GOAL
Omit every picture and output the rest of the records exactly as they are.

EXTRACTED ENTRIES
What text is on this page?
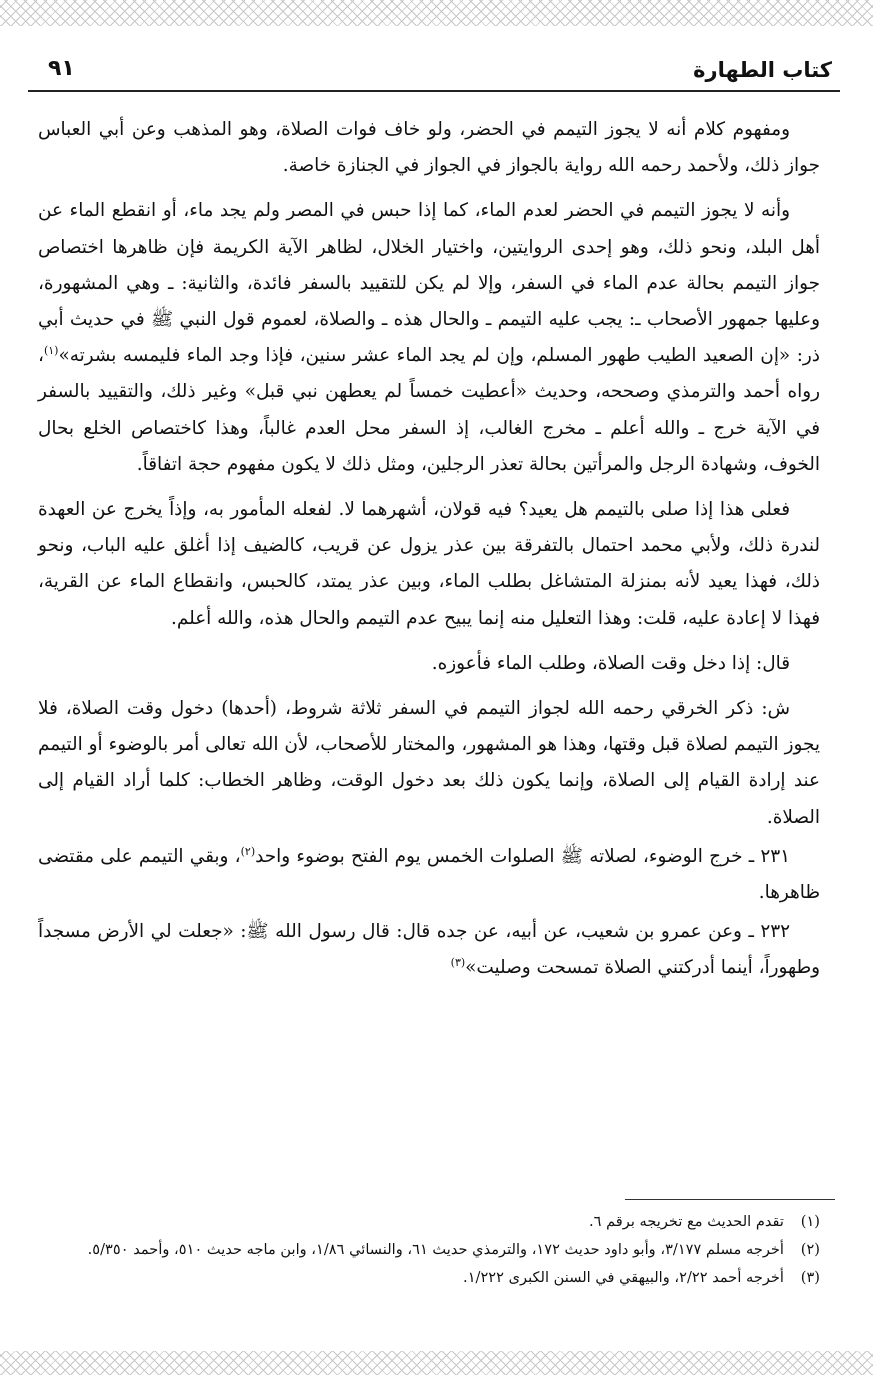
كتاب الطهارة
٩١

ومفهوم كلام أنه لا يجوز التيمم في الحضر، ولو خاف فوات الصلاة، وهو المذهب وعن أبي العباس جواز ذلك، ولأحمد رحمه الله رواية بالجواز في الجواز في الجنازة خاصة.

وأنه لا يجوز التيمم في الحضر لعدم الماء، كما إذا حبس في المصر ولم يجد ماء، أو انقطع الماء عن أهل البلد، ونحو ذلك، وهو إحدى الروايتين، واختيار الخلال، لظاهر الآية الكريمة فإن ظاهرها اختصاص جواز التيمم بحالة عدم الماء في السفر، وإلا لم يكن للتقييد بالسفر فائدة، والثانية: ـ وهي المشهورة، وعليها جمهور الأصحاب ـ: يجب عليه التيمم ـ والحال هذه ـ والصلاة، لعموم قول النبي ﷺ في حديث أبي ذر: «إن الصعيد الطيب طهور المسلم، وإن لم يجد الماء عشر سنين، فإذا وجد الماء فليمسه بشرته»$^{(١)}$، رواه أحمد والترمذي وصححه، وحديث «أعطيت خمساً لم يعطهن نبي قبل» وغير ذلك، والتقييد بالسفر في الآية خرج ـ والله أعلم ـ مخرج الغالب، إذ السفر محل العدم غالباً، وهذا كاختصاص الخلع بحال الخوف، وشهادة الرجل والمرأتين بحالة تعذر الرجلين، ومثل ذلك لا يكون مفهوم حجة اتفاقاً.

فعلى هذا إذا صلى بالتيمم هل يعيد؟ فيه قولان، أشهرهما لا. لفعله المأمور به، وإذاً يخرج عن العهدة لندرة ذلك، ولأبي محمد احتمال بالتفرقة بين عذر يزول عن قريب، كالضيف إذا أغلق عليه الباب، ونحو ذلك، فهذا يعيد لأنه بمنزلة المتشاغل بطلب الماء، وبين عذر يمتد، كالحبس، وانقطاع الماء عن القرية، فهذا لا إعادة عليه، قلت: وهذا التعليل منه إنما يبيح عدم التيمم والحال هذه، والله أعلم.

قال: إذا دخل وقت الصلاة، وطلب الماء فأعوزه.

ش: ذكر الخرقي رحمه الله لجواز التيمم في السفر ثلاثة شروط، (أحدها) دخول وقت الصلاة، فلا يجوز التيمم لصلاة قبل وقتها، وهذا هو المشهور، والمختار للأصحاب، لأن الله تعالى أمر بالوضوء أو التيمم عند إرادة القيام إلى الصلاة، وإنما يكون ذلك بعد دخول الوقت، وظاهر الخطاب: كلما أراد القيام إلى الصلاة.

٢٣١ ـ خرج الوضوء، لصلاته ﷺ الصلوات الخمس يوم الفتح بوضوء واحد$^{(٢)}$، وبقي التيمم على مقتضى ظاهرها.

٢٣٢ ـ وعن عمرو بن شعيب، عن أبيه، عن جده قال: قال رسول الله ﷺ: «جعلت لي الأرض مسجداً وطهوراً، أينما أدركتني الصلاة تمسحت وصليت»$^{(٣)}$

(١)
تقدم الحديث مع تخريجه برقم ٦.
(٢)
أخرجه مسلم ٣/١٧٧، وأبو داود حديث ١٧٢، والترمذي حديث ٦١، والنسائي ١/٨٦، وابن ماجه حديث ٥١٠، وأحمد ٥/٣٥٠.
(٣)
أخرجه أحمد ٢/٢٢، والبيهقي في السنن الكبرى ١/٢٢٢.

TASK RESPONSE
What text is on this page?
كتاب الطهارة
٩١

ومفهوم كلام أنه لا يجوز التيمم في الحضر، ولو خاف فوات الصلاة، وهو المذهب وعن أبي العباس جواز ذلك، ولأحمد رحمه الله رواية بالجواز في الجواز في الجنازة خاصة.

وأنه لا يجوز التيمم في الحضر لعدم الماء، كما إذا حبس في المصر ولم يجد ماء، أو انقطع الماء عن أهل البلد، ونحو ذلك، وهو إحدى الروايتين، واختيار الخلال، لظاهر الآية الكريمة فإن ظاهرها اختصاص جواز التيمم بحالة عدم الماء في السفر، وإلا لم يكن للتقييد بالسفر فائدة، والثانية: ـ وهي المشهورة، وعليها جمهور الأصحاب ـ: يجب عليه التيمم ـ والحال هذه ـ والصلاة، لعموم قول النبي ﷺ في حديث أبي ذر: «إن الصعيد الطيب طهور المسلم، وإن لم يجد الماء عشر سنين، فإذا وجد الماء فليمسه بشرته»$^{(١)}$، رواه أحمد والترمذي وصححه، وحديث «أعطيت خمساً لم يعطهن نبي قبل» وغير ذلك، والتقييد بالسفر في الآية خرج ـ والله أعلم ـ مخرج الغالب، إذ السفر محل العدم غالباً، وهذا كاختصاص الخلع بحال الخوف، وشهادة الرجل والمرأتين بحالة تعذر الرجلين، ومثل ذلك لا يكون مفهوم حجة اتفاقاً.

فعلى هذا إذا صلى بالتيمم هل يعيد؟ فيه قولان، أشهرهما لا. لفعله المأمور به، وإذاً يخرج عن العهدة لندرة ذلك، ولأبي محمد احتمال بالتفرقة بين عذر يزول عن قريب، كالضيف إذا أغلق عليه الباب، ونحو ذلك، فهذا يعيد لأنه بمنزلة المتشاغل بطلب الماء، وبين عذر يمتد، كالحبس، وانقطاع الماء عن القرية، فهذا لا إعادة عليه، قلت: وهذا التعليل منه إنما يبيح عدم التيمم والحال هذه، والله أعلم.

قال: إذا دخل وقت الصلاة، وطلب الماء فأعوزه.

ش: ذكر الخرقي رحمه الله لجواز التيمم في السفر ثلاثة شروط، (أحدها) دخول وقت الصلاة، فلا يجوز التيمم لصلاة قبل وقتها، وهذا هو المشهور، والمختار للأصحاب، لأن الله تعالى أمر بالوضوء أو التيمم عند إرادة القيام إلى الصلاة، وإنما يكون ذلك بعد دخول الوقت، وظاهر الخطاب: كلما أراد القيام إلى الصلاة.

٢٣١ ـ خرج الوضوء، لصلاته ﷺ الصلوات الخمس يوم الفتح بوضوء واحد$^{(٢)}$، وبقي التيمم على مقتضى ظاهرها.

٢٣٢ ـ وعن عمرو بن شعيب، عن أبيه، عن جده قال: قال رسول الله ﷺ: «جعلت لي الأرض مسجداً وطهوراً، أينما أدركتني الصلاة تمسحت وصليت»$^{(٣)}$

(١)
تقدم الحديث مع تخريجه برقم ٦.
(٢)
أخرجه مسلم ٣/١٧٧، وأبو داود حديث ١٧٢، والترمذي حديث ٦١، والنسائي ١/٨٦، وابن ماجه حديث ٥١٠، وأحمد ٥/٣٥٠.
(٣)
أخرجه أحمد ٢/٢٢، والبيهقي في السنن الكبرى ١/٢٢٢.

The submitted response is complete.